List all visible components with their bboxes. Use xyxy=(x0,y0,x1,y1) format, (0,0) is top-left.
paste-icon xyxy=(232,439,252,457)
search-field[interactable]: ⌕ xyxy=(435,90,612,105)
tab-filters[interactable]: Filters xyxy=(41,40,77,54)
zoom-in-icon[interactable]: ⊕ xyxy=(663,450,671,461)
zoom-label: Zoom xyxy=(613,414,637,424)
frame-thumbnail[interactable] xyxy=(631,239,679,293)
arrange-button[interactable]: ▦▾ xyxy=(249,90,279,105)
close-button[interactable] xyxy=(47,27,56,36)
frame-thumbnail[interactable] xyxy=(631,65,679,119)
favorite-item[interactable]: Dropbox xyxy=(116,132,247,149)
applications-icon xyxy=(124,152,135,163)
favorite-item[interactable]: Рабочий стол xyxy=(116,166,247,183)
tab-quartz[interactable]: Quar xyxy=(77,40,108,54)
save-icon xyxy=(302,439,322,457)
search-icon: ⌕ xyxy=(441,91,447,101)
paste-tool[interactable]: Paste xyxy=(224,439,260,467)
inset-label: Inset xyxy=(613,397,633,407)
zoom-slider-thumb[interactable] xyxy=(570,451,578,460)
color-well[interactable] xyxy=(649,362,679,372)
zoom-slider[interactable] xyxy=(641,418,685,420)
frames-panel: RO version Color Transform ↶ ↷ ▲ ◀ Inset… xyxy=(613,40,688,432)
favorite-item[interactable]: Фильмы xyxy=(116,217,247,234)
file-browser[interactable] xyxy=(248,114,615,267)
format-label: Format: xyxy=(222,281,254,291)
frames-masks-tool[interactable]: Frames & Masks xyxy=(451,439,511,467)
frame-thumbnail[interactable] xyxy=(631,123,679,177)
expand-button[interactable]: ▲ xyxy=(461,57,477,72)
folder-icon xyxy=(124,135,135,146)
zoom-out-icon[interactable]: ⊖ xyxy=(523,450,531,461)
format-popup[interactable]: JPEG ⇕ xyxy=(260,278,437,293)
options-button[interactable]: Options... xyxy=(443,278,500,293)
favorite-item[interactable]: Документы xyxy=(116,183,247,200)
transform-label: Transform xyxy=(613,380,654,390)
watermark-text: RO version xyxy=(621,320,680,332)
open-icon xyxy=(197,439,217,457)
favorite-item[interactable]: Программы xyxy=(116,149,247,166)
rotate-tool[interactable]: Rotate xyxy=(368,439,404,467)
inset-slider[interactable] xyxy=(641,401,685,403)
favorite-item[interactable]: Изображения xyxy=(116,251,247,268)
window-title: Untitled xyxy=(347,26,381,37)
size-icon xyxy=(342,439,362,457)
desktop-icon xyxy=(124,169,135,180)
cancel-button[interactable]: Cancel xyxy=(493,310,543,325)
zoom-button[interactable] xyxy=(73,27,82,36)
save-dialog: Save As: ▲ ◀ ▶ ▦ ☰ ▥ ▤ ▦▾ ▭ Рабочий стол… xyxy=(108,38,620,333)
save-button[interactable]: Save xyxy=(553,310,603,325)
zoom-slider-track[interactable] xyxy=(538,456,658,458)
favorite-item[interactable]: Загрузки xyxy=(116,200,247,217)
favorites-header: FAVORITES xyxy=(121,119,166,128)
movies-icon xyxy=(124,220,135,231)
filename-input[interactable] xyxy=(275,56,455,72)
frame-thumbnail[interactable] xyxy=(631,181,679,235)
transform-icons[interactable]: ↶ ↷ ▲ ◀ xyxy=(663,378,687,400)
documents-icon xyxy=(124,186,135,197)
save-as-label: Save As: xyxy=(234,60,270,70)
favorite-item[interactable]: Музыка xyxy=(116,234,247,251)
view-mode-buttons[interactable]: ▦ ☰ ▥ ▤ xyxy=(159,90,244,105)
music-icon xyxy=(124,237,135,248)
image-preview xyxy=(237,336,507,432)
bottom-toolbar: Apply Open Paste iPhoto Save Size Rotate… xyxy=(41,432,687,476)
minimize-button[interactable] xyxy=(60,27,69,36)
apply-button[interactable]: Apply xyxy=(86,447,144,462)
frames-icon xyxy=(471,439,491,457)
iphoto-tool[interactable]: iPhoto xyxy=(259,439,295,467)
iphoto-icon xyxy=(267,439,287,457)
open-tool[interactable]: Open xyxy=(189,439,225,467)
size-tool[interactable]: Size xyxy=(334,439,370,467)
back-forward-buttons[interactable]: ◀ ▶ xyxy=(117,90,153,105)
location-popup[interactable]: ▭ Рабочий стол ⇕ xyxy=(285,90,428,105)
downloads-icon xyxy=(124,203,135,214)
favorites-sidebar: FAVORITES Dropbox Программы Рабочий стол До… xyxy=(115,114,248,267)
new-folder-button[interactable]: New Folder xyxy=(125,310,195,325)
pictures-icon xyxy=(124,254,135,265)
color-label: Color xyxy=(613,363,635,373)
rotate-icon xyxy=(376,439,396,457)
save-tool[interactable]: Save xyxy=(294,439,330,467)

===============

=== Written problem ===
Rename "frame-thumbnail" to "frame-preview" in the data from the first line through the line containing "favorite-item[interactable]: Программы xyxy=(116,149,247,166)", and return only those lines with nothing else altered.

=== Solution for this exercise ===
List all visible components with their bboxes. Use xyxy=(x0,y0,x1,y1) format, (0,0) is top-left.
paste-icon xyxy=(232,439,252,457)
search-field[interactable]: ⌕ xyxy=(435,90,612,105)
tab-filters[interactable]: Filters xyxy=(41,40,77,54)
zoom-in-icon[interactable]: ⊕ xyxy=(663,450,671,461)
zoom-label: Zoom xyxy=(613,414,637,424)
frame-preview[interactable] xyxy=(631,239,679,293)
arrange-button[interactable]: ▦▾ xyxy=(249,90,279,105)
close-button[interactable] xyxy=(47,27,56,36)
frame-preview[interactable] xyxy=(631,65,679,119)
favorite-item[interactable]: Dropbox xyxy=(116,132,247,149)
applications-icon xyxy=(124,152,135,163)
favorite-item[interactable]: Рабочий стол xyxy=(116,166,247,183)
tab-quartz[interactable]: Quar xyxy=(77,40,108,54)
save-icon xyxy=(302,439,322,457)
search-icon: ⌕ xyxy=(441,91,447,101)
paste-tool[interactable]: Paste xyxy=(224,439,260,467)
inset-label: Inset xyxy=(613,397,633,407)
zoom-slider-thumb[interactable] xyxy=(570,451,578,460)
color-well[interactable] xyxy=(649,362,679,372)
zoom-slider[interactable] xyxy=(641,418,685,420)
frames-panel: RO version Color Transform ↶ ↷ ▲ ◀ Inset… xyxy=(613,40,688,432)
favorite-item[interactable]: Фильмы xyxy=(116,217,247,234)
file-browser[interactable] xyxy=(248,114,615,267)
format-label: Format: xyxy=(222,281,254,291)
frames-masks-tool[interactable]: Frames & Masks xyxy=(451,439,511,467)
frame-preview[interactable] xyxy=(631,123,679,177)
expand-button[interactable]: ▲ xyxy=(461,57,477,72)
folder-icon xyxy=(124,135,135,146)
zoom-out-icon[interactable]: ⊖ xyxy=(523,450,531,461)
format-popup[interactable]: JPEG ⇕ xyxy=(260,278,437,293)
options-button[interactable]: Options... xyxy=(443,278,500,293)
favorite-item[interactable]: Документы xyxy=(116,183,247,200)
transform-label: Transform xyxy=(613,380,654,390)
watermark-text: RO version xyxy=(621,320,680,332)
open-icon xyxy=(197,439,217,457)
favorite-item[interactable]: Программы xyxy=(116,149,247,166)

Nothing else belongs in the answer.